* Brief
Please report every line from the material that contains the word "согнуты".

+-------+

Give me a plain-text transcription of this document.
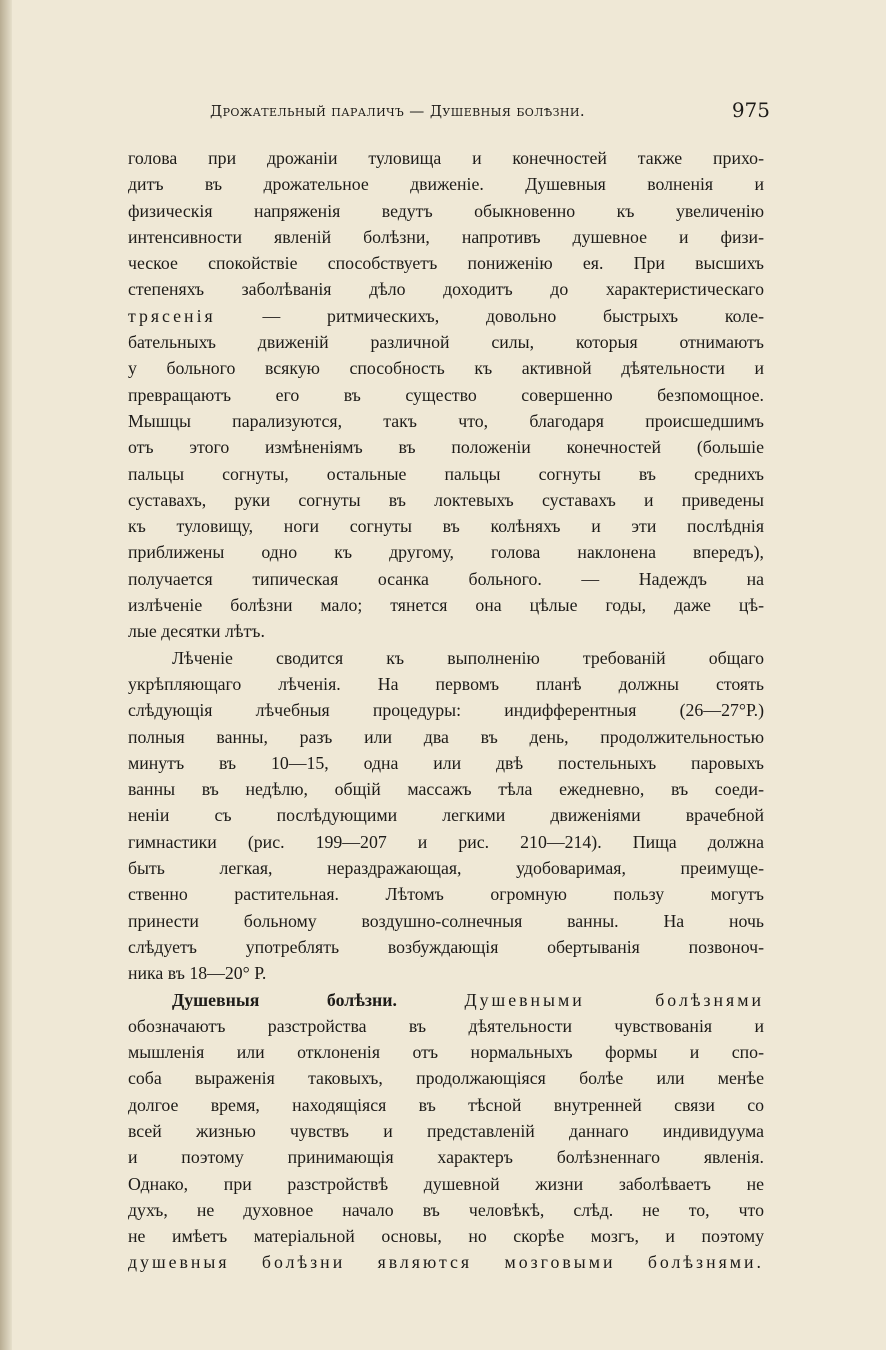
Дрожательный параличъ — Душевныя болѣзни.	975
голова при дрожаніи туловища и конечностей также прихо-
дитъ въ дрожательное движеніе. Душевныя волненія и
физическія напряженія ведутъ обыкновенно къ увеличенію
интенсивности явленій болѣзни, напротивъ душевное и физи-
ческое спокойствіе способствуетъ пониженію ея. При высшихъ
степеняхъ заболѣванія дѣло доходитъ до характеристическаго
трясенія — ритмическихъ, довольно быстрыхъ коле-
бательныхъ движеній различной силы, которыя отнимаютъ
у больного всякую способность къ активной дѣятельности и
превращаютъ его въ существо совершенно безпомощное.
Мышцы парализуются, такъ что, благодаря происшедшимъ
отъ этого измѣненіямъ въ положеніи конечностей (большіе
пальцы согнуты, остальные пальцы согнуты въ среднихъ
суставахъ, руки согнуты въ локтевыхъ суставахъ и приведены
къ туловищу, ноги согнуты въ колѣняхъ и эти послѣднія
приближены одно къ другому, голова наклонена впередъ),
получается типическая осанка больного. — Надеждъ на
излѣченіе болѣзни мало; тянется она цѣлые годы, даже цѣ-
лые десятки лѣтъ.
Лѣченіе сводится къ выполненію требованій общаго
укрѣпляющаго лѣченія. На первомъ планѣ должны стоять
слѣдующія лѣчебныя процедуры: индифферентныя (26—27°Р.)
полныя ванны, разъ или два въ день, продолжительностью
минутъ въ 10—15, одна или двѣ постельныхъ паровыхъ
ванны въ недѣлю, общій массажъ тѣла ежедневно, въ соеди-
неніи съ послѣдующими легкими движеніями врачебной
гимнастики (рис. 199—207 и рис. 210—214). Пища должна
быть легкая, нераздражающая, удобоваримая, преимуще-
ственно растительная. Лѣтомъ огромную пользу могутъ
принести больному воздушно-солнечныя ванны. На ночь
слѣдуетъ употреблять возбуждающія обертыванія позвоноч-
ника въ 18—20° Р.
Душевныя болѣзни.	Душевными болѣзнями
обозначаютъ разстройства въ дѣятельности чувствованія и
мышленія или отклоненія отъ нормальныхъ формы и спо-
соба выраженія таковыхъ, продолжающіяся болѣе или менѣе
долгое время, находящіяся въ тѣсной внутренней связи со
всей жизнью чувствъ и представленій даннаго индивидуума
и поэтому принимающія характеръ болѣзненнаго явленія.
Однако, при разстройствѣ душевной жизни заболѣваетъ не
духъ, не духовное начало въ человѣкѣ, слѣд. не то, что
не имѣетъ матеріальной основы, но скорѣе мозгъ, и поэтому
душевныя болѣзни являются мозговыми болѣзнями.
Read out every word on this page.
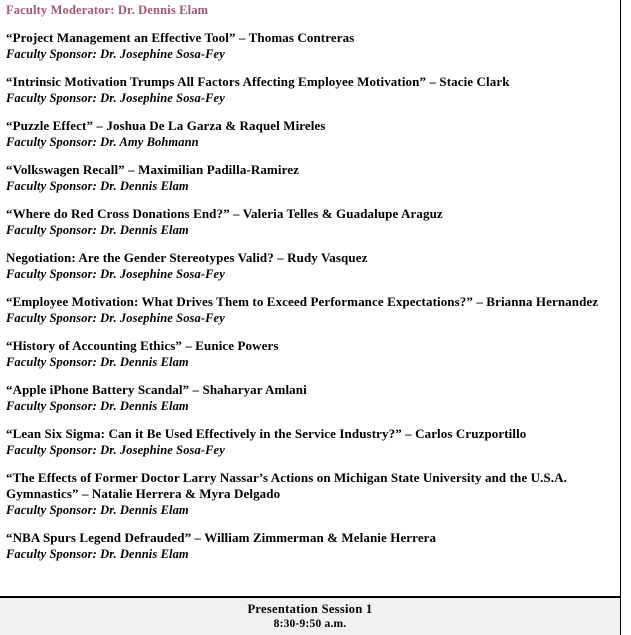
Faculty Moderator: Dr. Dennis Elam

“Project Management an Effective Tool” – Thomas Contreras

Faculty Sponsor: Dr. Josephine Sosa-Fey

“Intrinsic Motivation Trumps All Factors Affecting Employee Motivation” – Stacie Clark

Faculty Sponsor: Dr. Josephine Sosa-Fey

“Puzzle Effect” – Joshua De La Garza & Raquel Mireles

Faculty Sponsor: Dr. Amy Bohmann

“Volkswagen Recall” – Maximilian Padilla-Ramirez

Faculty Sponsor: Dr. Dennis Elam

“Where do Red Cross Donations End?” – Valeria Telles & Guadalupe Araguz

Faculty Sponsor: Dr. Dennis Elam

Negotiation: Are the Gender Stereotypes Valid? – Rudy Vasquez

Faculty Sponsor: Dr. Josephine Sosa-Fey

“Employee Motivation: What Drives Them to Exceed Performance Expectations?” – Brianna Hernandez

Faculty Sponsor: Dr. Josephine Sosa-Fey

“History of Accounting Ethics” – Eunice Powers

Faculty Sponsor: Dr. Dennis Elam

“Apple iPhone Battery Scandal” – Shaharyar Amlani

Faculty Sponsor: Dr. Dennis Elam

“Lean Six Sigma: Can it Be Used Effectively in the Service Industry?” – Carlos Cruzportillo

Faculty Sponsor: Dr. Josephine Sosa-Fey

“The Effects of Former Doctor Larry Nassar’s Actions on Michigan State University and the U.S.A. Gymnastics” – Natalie Herrera & Myra Delgado

Faculty Sponsor: Dr. Dennis Elam

“NBA Spurs Legend Defrauded” – William Zimmerman & Melanie Herrera

Faculty Sponsor: Dr. Dennis Elam

Presentation Session 1
8:30-9:50 a.m.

+-------+

* Task result
пальцы согнуты, остальные пальцы согнуты въ среднихъ
суставахъ, руки согнуты въ локтевыхъ суставахъ и приведены
къ туловищу, ноги согнуты въ колѣняхъ и эти послѣднія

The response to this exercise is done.